Task details:
For the records below, say how many lines contain the string "State". Give the number only.

:: Exercise materials ::

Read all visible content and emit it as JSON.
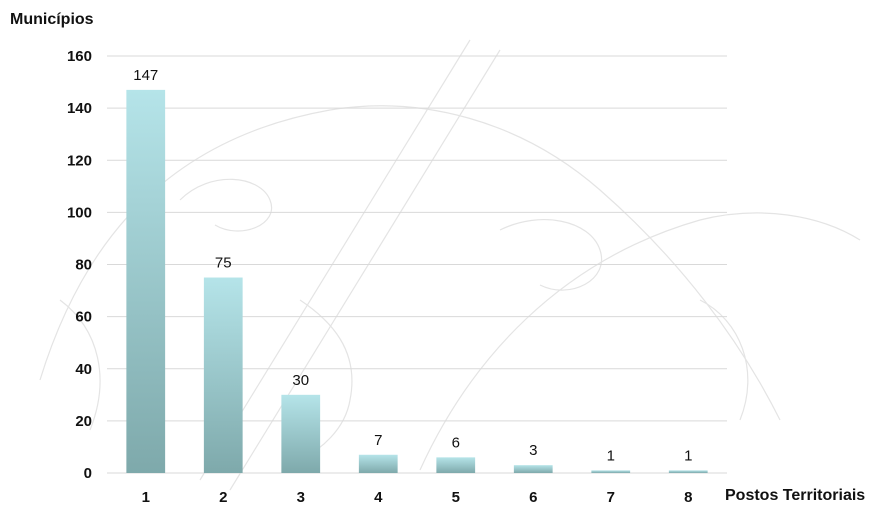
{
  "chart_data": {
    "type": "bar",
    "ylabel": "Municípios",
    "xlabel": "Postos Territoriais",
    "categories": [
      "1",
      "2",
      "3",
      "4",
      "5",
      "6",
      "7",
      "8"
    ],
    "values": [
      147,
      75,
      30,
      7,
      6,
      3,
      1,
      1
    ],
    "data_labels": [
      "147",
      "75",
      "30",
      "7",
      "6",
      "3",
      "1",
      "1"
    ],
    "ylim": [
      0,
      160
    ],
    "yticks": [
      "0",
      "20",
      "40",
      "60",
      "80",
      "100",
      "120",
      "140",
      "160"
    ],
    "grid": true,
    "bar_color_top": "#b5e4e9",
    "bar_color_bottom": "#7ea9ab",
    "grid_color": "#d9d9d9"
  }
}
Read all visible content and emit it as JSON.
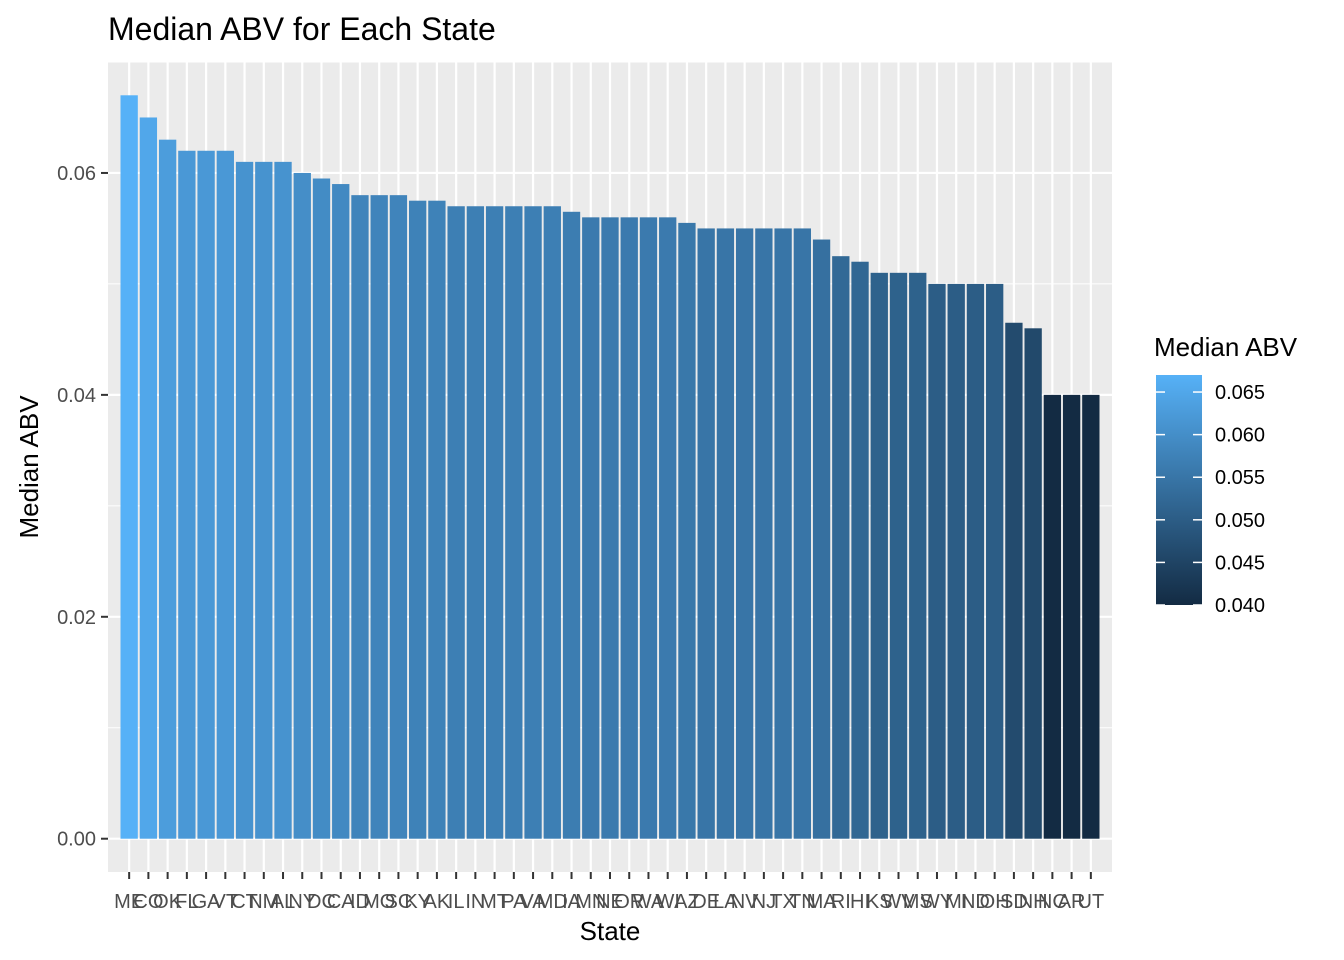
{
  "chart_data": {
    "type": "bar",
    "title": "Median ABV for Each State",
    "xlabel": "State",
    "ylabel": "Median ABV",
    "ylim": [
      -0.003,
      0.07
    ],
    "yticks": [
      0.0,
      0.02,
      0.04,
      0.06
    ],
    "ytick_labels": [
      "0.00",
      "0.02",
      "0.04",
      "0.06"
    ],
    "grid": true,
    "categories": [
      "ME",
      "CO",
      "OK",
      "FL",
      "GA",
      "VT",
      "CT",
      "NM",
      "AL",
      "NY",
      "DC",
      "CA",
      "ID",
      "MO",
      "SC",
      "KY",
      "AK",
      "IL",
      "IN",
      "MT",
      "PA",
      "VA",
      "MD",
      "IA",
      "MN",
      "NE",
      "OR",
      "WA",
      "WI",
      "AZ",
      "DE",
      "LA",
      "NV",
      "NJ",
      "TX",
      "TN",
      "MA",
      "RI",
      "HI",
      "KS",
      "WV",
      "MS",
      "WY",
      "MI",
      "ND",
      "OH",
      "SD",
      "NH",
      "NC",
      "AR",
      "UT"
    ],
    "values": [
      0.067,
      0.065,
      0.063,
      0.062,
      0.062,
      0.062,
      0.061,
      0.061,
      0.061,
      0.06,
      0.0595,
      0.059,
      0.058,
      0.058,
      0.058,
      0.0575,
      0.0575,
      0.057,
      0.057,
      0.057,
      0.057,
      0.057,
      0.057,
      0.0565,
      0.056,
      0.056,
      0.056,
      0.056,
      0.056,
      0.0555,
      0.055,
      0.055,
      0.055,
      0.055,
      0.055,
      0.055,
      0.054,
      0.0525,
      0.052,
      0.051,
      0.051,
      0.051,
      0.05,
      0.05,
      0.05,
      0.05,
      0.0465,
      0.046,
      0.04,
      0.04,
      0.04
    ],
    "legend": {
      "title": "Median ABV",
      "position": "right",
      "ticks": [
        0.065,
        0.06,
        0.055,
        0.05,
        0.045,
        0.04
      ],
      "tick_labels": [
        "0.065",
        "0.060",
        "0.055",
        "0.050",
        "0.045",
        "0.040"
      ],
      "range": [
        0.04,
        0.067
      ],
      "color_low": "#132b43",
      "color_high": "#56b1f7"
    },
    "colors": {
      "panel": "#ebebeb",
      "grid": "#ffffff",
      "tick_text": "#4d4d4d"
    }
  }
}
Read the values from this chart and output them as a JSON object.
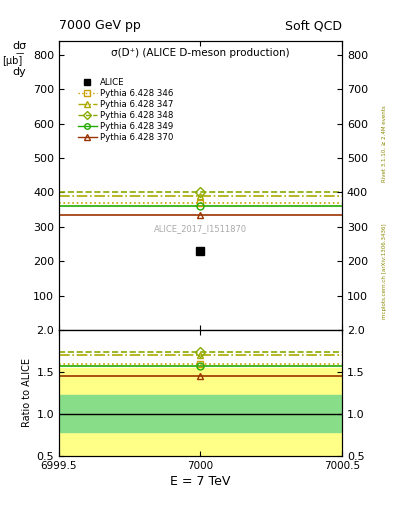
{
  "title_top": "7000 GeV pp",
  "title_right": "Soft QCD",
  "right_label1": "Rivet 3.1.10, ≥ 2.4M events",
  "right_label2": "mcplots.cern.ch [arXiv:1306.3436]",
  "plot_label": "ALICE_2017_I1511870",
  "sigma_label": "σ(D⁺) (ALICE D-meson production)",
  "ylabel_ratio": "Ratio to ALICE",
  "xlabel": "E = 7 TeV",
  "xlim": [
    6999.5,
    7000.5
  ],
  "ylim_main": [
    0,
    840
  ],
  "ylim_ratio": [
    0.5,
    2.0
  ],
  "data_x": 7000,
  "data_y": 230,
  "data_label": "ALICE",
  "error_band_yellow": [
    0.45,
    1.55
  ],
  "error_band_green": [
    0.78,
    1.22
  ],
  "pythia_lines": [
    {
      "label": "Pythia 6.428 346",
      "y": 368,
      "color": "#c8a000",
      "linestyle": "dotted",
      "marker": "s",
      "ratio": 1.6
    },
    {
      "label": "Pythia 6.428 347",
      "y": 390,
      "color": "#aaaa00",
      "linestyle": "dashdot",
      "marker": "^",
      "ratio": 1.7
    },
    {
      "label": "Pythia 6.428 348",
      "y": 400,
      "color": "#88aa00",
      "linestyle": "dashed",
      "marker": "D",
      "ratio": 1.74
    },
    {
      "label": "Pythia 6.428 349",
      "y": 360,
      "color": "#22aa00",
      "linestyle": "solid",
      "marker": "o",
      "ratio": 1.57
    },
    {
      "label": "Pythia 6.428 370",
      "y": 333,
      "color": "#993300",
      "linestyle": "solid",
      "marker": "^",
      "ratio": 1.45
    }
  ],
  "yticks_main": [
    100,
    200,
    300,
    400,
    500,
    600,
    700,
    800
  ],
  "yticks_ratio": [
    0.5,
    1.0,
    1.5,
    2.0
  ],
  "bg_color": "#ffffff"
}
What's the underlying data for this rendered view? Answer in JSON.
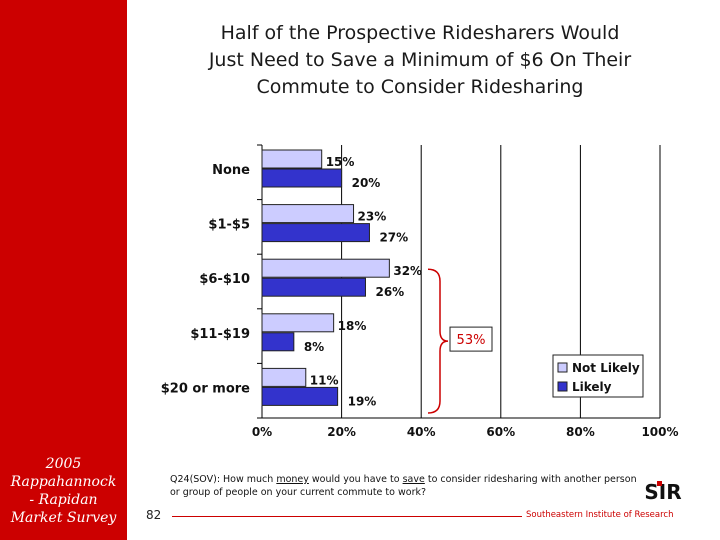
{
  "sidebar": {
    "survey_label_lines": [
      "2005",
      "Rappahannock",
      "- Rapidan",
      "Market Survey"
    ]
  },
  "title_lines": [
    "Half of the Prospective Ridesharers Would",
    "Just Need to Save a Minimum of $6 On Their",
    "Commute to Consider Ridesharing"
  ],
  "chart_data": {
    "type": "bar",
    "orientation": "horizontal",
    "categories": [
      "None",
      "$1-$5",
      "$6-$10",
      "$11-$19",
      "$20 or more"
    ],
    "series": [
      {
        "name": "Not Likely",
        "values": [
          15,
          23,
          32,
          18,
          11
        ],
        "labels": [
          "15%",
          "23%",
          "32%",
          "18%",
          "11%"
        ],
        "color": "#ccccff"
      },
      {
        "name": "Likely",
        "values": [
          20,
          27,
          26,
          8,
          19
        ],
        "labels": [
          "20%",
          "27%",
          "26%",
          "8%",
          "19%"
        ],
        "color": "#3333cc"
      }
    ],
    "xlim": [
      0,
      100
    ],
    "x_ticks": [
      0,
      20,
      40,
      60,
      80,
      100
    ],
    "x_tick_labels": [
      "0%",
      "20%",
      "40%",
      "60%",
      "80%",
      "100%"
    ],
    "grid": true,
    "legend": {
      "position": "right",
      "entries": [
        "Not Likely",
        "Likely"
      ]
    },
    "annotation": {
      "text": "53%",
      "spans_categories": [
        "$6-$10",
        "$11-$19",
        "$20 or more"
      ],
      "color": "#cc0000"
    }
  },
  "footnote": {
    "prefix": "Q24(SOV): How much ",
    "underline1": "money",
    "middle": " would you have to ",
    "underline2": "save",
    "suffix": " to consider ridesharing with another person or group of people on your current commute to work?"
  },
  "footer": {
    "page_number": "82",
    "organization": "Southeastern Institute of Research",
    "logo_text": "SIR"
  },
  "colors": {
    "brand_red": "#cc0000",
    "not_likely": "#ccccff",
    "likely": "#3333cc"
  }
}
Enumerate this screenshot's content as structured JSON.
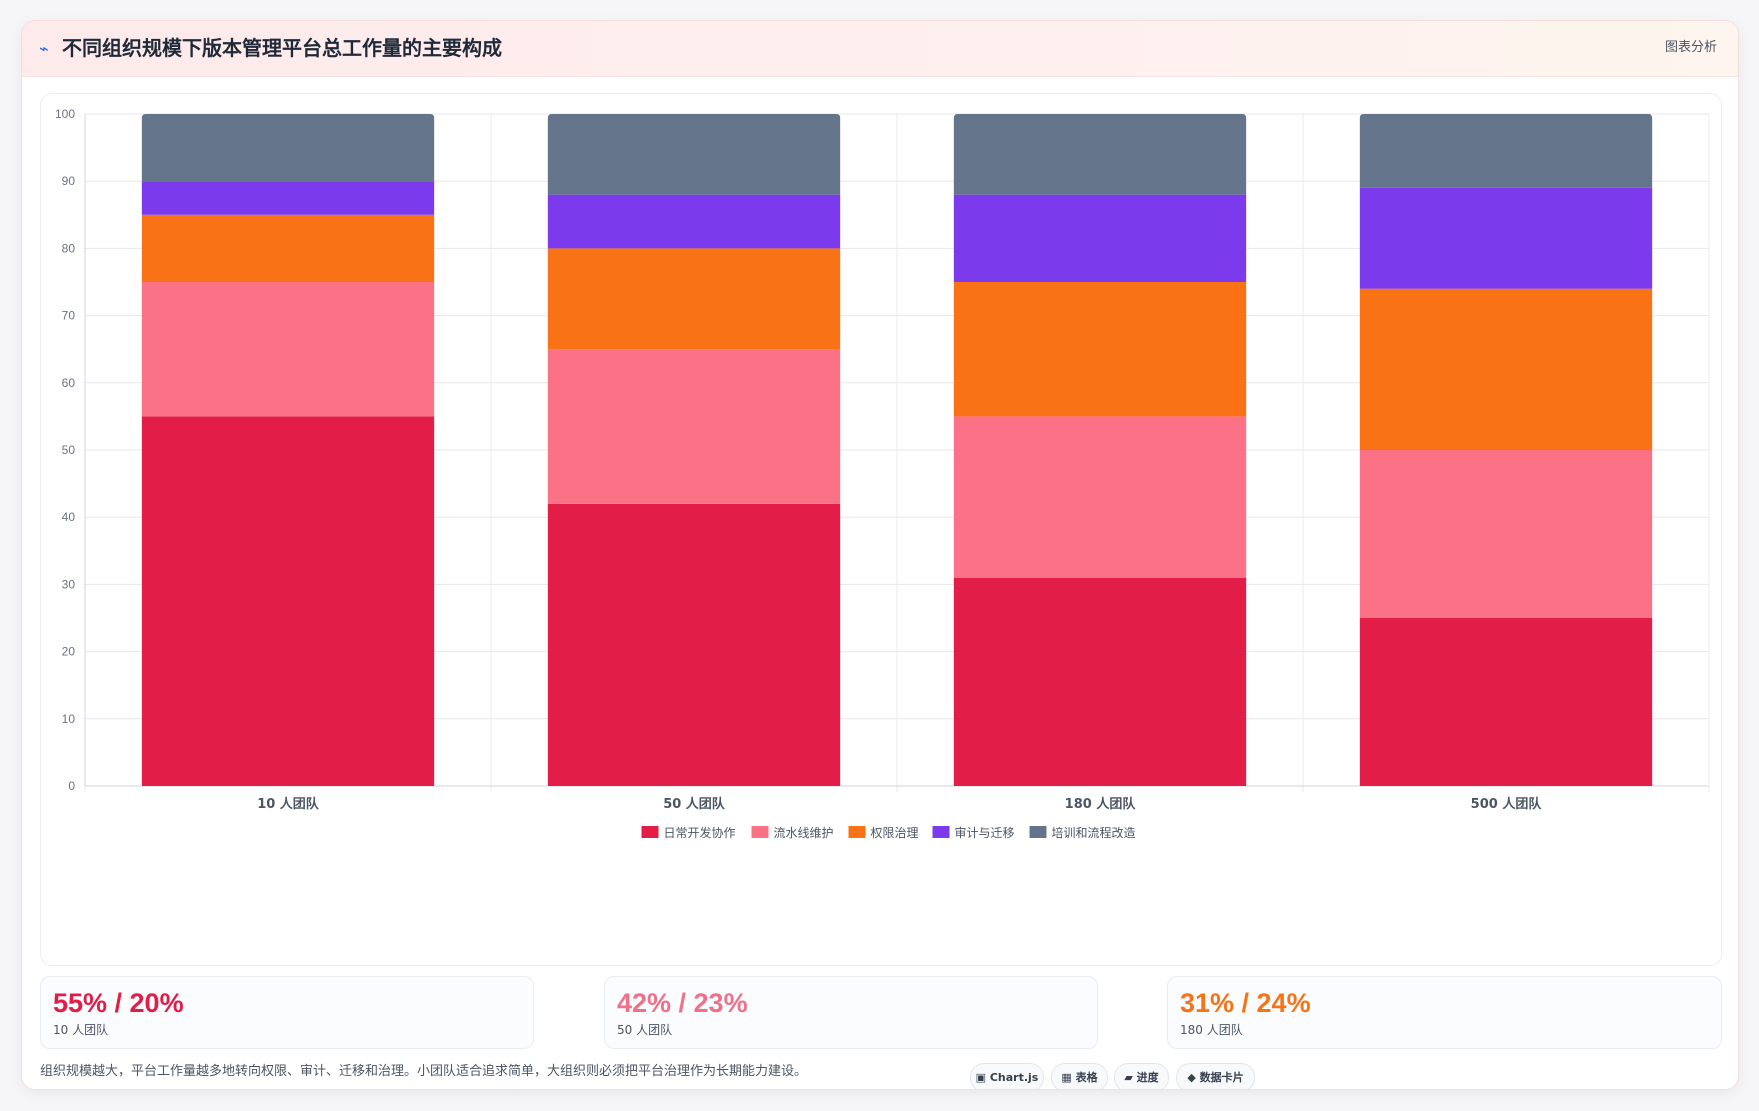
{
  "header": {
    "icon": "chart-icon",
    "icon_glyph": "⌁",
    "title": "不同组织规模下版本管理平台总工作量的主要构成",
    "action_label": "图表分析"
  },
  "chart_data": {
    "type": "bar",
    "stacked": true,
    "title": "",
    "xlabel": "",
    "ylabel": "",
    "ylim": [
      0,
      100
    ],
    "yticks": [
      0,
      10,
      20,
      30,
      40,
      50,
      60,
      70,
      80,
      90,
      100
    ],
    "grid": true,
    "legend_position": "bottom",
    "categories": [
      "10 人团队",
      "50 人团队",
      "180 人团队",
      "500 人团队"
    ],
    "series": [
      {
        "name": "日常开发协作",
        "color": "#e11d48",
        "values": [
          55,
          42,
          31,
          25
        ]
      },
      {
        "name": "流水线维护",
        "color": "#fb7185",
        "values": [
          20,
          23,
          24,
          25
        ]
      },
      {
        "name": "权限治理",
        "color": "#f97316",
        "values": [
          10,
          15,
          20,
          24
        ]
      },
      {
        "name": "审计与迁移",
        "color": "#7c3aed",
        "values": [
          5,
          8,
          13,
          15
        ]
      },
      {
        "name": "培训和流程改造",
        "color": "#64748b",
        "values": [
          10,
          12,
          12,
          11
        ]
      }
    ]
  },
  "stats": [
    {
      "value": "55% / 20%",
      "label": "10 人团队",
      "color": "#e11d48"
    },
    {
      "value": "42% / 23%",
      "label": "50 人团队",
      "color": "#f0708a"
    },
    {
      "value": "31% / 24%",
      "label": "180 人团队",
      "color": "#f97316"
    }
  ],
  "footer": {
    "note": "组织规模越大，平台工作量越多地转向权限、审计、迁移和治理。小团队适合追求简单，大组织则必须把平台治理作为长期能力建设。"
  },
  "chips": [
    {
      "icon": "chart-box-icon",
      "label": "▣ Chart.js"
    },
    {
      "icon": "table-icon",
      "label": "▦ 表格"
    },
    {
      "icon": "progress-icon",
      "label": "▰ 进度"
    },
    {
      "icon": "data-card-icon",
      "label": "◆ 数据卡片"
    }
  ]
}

:::

Result of this task:
2